** WORK TO BE COMPLETED **
Put the lines into a JSON list of strings, one string per line and no blank lines. Begin at the line that contains "Identify all the" and stop after the line that contains "color-button[interactable]: Color <box>734".

** Collected data **
□ □ □ □ □ □ □

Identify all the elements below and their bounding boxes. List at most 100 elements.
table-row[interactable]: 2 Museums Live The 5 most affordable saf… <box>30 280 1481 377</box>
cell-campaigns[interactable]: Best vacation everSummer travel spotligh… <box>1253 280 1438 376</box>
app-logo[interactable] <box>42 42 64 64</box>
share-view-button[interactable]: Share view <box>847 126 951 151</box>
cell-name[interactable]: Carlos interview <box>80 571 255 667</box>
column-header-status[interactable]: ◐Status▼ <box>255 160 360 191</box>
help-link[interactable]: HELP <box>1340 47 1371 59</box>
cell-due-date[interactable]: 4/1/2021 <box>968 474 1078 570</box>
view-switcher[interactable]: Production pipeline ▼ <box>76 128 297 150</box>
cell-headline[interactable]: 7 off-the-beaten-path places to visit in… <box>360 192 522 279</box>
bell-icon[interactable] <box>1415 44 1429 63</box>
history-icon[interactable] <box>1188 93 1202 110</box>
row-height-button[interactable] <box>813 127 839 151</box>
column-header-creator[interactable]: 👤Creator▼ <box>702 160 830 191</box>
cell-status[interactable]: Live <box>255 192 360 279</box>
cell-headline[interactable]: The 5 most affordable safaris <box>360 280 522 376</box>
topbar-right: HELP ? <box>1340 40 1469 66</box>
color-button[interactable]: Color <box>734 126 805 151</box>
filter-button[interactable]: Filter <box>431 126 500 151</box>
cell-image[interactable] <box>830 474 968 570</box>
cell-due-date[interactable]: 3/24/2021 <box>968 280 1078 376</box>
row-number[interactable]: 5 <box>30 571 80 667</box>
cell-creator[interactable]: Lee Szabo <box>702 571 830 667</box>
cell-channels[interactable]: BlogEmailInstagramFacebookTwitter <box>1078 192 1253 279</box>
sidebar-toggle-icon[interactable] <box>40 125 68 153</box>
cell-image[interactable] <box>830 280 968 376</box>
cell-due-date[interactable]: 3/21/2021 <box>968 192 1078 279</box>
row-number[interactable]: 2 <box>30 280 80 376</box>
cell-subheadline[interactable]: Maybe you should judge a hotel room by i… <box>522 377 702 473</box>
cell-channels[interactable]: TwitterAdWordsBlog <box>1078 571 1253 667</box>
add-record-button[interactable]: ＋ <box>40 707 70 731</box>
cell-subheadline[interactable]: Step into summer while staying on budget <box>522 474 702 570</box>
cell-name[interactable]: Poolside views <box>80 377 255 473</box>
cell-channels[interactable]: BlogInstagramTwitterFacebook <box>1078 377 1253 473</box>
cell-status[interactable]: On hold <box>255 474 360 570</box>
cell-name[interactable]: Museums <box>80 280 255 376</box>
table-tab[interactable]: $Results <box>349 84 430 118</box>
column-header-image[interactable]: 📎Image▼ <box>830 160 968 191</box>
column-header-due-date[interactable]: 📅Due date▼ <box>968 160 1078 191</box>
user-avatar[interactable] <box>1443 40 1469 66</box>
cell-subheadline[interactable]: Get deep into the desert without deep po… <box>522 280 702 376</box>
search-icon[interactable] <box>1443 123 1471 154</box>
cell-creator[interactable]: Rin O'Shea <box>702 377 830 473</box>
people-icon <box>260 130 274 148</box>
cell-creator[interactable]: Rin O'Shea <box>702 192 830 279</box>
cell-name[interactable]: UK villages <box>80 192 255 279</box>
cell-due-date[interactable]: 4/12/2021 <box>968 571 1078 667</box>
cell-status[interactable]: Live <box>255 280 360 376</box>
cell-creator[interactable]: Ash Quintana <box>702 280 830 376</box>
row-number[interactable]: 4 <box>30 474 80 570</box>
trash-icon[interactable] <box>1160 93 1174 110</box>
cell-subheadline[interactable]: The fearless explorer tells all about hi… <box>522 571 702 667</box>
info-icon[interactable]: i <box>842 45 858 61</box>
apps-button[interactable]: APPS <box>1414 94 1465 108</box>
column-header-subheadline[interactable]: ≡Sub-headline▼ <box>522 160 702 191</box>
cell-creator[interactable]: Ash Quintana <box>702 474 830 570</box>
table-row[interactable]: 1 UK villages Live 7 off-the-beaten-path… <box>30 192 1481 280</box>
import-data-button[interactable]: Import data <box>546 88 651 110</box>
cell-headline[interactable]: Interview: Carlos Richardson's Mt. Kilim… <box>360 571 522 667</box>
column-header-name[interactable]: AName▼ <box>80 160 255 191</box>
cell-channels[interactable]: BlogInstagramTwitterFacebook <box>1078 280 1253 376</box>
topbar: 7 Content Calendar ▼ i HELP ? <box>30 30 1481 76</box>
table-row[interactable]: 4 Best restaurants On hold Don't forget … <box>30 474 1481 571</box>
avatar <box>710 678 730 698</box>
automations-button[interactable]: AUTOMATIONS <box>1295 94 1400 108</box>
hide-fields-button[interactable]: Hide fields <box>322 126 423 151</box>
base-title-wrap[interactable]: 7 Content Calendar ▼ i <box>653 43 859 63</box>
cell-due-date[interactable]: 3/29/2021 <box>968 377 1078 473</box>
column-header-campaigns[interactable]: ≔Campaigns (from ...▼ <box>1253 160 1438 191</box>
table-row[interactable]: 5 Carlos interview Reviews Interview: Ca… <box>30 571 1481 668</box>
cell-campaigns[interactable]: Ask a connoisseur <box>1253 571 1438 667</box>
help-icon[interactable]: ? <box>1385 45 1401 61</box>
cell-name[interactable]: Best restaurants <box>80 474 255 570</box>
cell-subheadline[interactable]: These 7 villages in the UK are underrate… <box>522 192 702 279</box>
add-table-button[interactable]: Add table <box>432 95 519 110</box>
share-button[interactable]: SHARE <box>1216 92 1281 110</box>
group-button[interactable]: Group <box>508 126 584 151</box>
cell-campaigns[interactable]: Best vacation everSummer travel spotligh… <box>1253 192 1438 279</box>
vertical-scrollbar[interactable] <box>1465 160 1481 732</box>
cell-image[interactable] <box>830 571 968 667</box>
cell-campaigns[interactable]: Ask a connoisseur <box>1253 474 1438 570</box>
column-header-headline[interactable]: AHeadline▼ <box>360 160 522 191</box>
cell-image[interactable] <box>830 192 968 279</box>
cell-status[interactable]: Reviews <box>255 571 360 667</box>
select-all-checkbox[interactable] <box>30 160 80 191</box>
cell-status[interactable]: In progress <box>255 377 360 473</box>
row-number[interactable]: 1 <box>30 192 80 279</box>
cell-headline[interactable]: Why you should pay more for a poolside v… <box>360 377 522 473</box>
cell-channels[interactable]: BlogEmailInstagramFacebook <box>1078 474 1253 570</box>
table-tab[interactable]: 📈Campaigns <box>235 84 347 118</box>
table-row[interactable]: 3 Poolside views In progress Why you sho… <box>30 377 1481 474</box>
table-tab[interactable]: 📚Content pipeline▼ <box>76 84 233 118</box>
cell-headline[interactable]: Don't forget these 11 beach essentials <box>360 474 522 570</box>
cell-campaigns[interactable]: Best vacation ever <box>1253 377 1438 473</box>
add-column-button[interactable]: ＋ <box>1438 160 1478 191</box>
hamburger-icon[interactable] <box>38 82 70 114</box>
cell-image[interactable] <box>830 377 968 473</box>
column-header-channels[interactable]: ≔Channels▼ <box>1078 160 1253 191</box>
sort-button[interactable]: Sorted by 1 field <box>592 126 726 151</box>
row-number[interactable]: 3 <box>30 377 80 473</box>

□ □ □ □ □ □ □

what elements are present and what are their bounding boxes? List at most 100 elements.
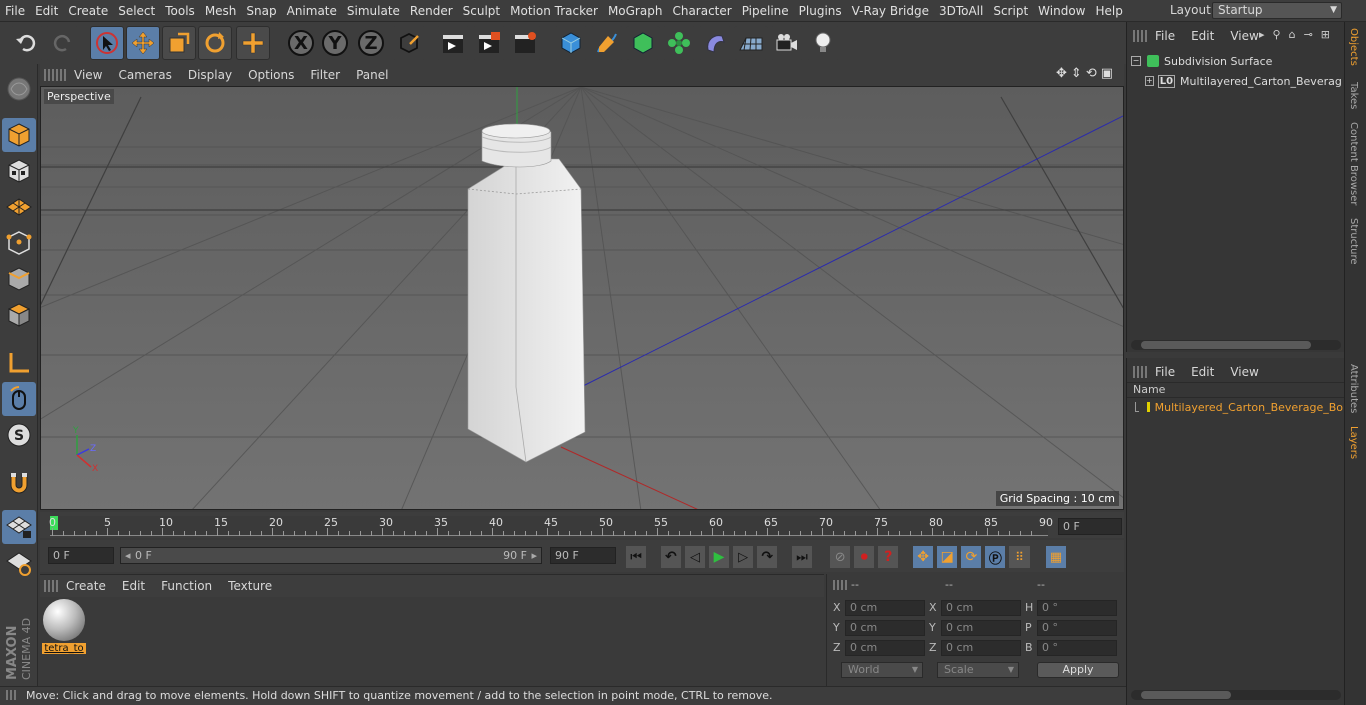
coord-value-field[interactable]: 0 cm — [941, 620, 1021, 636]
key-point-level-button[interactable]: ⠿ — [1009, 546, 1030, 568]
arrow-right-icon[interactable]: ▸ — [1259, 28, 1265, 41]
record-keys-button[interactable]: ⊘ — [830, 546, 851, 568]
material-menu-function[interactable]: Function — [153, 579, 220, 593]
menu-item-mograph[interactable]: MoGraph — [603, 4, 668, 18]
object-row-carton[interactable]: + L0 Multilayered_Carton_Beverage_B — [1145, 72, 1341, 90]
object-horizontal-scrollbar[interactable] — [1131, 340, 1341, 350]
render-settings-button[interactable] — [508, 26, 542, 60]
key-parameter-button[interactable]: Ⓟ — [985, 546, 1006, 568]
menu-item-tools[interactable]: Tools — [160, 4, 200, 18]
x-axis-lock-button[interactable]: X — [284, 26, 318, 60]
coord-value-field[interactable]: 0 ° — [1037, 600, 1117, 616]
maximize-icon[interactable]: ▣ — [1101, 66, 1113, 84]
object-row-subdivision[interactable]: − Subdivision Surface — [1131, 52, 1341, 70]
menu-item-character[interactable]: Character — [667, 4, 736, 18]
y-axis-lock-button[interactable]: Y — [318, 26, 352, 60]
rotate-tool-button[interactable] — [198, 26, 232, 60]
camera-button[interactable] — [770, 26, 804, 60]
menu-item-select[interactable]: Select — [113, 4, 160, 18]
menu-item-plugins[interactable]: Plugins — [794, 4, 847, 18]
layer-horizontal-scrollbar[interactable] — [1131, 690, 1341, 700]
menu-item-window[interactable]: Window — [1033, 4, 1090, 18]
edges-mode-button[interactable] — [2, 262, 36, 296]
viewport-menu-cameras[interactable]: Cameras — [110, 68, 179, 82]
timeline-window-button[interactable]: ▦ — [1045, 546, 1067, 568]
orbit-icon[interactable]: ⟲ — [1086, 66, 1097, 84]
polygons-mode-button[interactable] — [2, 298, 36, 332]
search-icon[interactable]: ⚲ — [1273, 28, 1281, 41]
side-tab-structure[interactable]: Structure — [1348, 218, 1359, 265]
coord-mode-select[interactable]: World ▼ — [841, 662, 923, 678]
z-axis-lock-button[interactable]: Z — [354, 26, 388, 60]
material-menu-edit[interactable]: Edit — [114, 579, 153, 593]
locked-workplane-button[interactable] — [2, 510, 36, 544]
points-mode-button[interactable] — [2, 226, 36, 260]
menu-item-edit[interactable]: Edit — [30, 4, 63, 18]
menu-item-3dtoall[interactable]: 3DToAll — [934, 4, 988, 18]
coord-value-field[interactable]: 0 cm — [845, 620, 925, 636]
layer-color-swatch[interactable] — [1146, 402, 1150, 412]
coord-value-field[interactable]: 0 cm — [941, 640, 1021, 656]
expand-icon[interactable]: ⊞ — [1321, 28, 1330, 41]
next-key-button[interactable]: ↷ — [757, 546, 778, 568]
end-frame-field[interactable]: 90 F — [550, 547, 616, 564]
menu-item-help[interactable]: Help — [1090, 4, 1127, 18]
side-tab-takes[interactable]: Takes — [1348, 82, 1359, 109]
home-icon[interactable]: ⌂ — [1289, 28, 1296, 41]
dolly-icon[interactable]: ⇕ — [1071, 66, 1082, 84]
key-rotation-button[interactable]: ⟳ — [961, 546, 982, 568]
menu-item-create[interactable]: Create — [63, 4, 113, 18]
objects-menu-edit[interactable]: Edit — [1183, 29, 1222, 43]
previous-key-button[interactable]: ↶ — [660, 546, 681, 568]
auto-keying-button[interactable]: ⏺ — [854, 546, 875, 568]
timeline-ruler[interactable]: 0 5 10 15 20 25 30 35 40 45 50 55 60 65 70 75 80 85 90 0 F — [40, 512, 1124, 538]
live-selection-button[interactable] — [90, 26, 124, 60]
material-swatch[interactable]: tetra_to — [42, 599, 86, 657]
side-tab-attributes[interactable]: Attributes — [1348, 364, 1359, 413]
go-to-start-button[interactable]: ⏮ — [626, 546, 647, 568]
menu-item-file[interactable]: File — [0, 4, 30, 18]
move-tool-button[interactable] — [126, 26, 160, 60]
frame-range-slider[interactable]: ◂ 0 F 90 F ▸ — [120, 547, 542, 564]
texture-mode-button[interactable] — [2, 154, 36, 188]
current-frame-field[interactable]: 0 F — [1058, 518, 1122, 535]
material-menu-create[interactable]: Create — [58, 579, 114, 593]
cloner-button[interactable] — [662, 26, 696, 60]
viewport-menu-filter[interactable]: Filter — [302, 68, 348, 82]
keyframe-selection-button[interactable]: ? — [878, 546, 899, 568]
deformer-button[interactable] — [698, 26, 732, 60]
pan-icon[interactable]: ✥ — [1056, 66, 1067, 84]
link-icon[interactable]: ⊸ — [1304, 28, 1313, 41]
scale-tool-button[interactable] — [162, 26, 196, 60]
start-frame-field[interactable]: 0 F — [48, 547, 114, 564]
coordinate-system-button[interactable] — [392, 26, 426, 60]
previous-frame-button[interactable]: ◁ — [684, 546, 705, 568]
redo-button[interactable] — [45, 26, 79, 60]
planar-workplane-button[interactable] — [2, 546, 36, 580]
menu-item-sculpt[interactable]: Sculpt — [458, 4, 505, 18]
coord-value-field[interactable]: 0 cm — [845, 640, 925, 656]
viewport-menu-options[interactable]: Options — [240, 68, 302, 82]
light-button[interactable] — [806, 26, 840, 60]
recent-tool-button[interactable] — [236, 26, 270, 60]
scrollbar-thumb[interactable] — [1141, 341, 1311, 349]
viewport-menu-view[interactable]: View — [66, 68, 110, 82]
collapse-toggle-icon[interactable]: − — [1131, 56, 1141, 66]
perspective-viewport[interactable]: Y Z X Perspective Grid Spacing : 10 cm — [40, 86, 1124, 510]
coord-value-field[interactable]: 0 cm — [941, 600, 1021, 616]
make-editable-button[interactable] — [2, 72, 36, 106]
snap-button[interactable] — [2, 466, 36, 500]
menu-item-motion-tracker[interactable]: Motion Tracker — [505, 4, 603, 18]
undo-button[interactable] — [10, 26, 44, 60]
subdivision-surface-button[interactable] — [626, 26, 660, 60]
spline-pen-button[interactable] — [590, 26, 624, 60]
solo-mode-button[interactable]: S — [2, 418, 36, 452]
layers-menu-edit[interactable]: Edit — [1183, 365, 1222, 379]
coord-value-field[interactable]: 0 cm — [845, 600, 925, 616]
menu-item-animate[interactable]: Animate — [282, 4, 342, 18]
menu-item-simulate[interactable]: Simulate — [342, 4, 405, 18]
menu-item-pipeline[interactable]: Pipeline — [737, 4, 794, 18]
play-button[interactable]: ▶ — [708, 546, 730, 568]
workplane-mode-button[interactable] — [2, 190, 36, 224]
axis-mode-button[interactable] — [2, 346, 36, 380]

□ □ □ □ □ □ □

** TASK ANSWER **
[
  "Identify all the elements below and their bounding boxes. List at most 100 elements.",
  "table-row[interactable]: 2 Museums Live The 5 most affordable saf… <box>30 280 1481 377</box>",
  "cell-campaigns[interactable]: Best vacation everSummer travel spotligh… <box>1253 280 1438 376</box>",
  "app-logo[interactable] <box>42 42 64 64</box>",
  "share-view-button[interactable]: Share view <box>847 126 951 151</box>",
  "cell-name[interactable]: Carlos interview <box>80 571 255 667</box>",
  "column-header-status[interactable]: ◐Status▼ <box>255 160 360 191</box>",
  "help-link[interactable]: HELP <box>1340 47 1371 59</box>",
  "cell-due-date[interactable]: 4/1/2021 <box>968 474 1078 570</box>",
  "view-switcher[interactable]: Production pipeline ▼ <box>76 128 297 150</box>",
  "cell-headline[interactable]: 7 off-the-beaten-path places to visit in… <box>360 192 522 279</box>",
  "bell-icon[interactable] <box>1415 44 1429 63</box>",
  "history-icon[interactable] <box>1188 93 1202 110</box>",
  "row-height-button[interactable] <box>813 127 839 151</box>",
  "column-header-creator[interactable]: 👤Creator▼ <box>702 160 830 191</box>",
  "cell-status[interactable]: Live <box>255 192 360 279</box>",
  "cell-headline[interactable]: The 5 most affordable safaris <box>360 280 522 376</box>",
  "topbar-right: HELP ? <box>1340 40 1469 66</box>",
  "color-button[interactable]: Color <box>734 126 805 151</box>"
]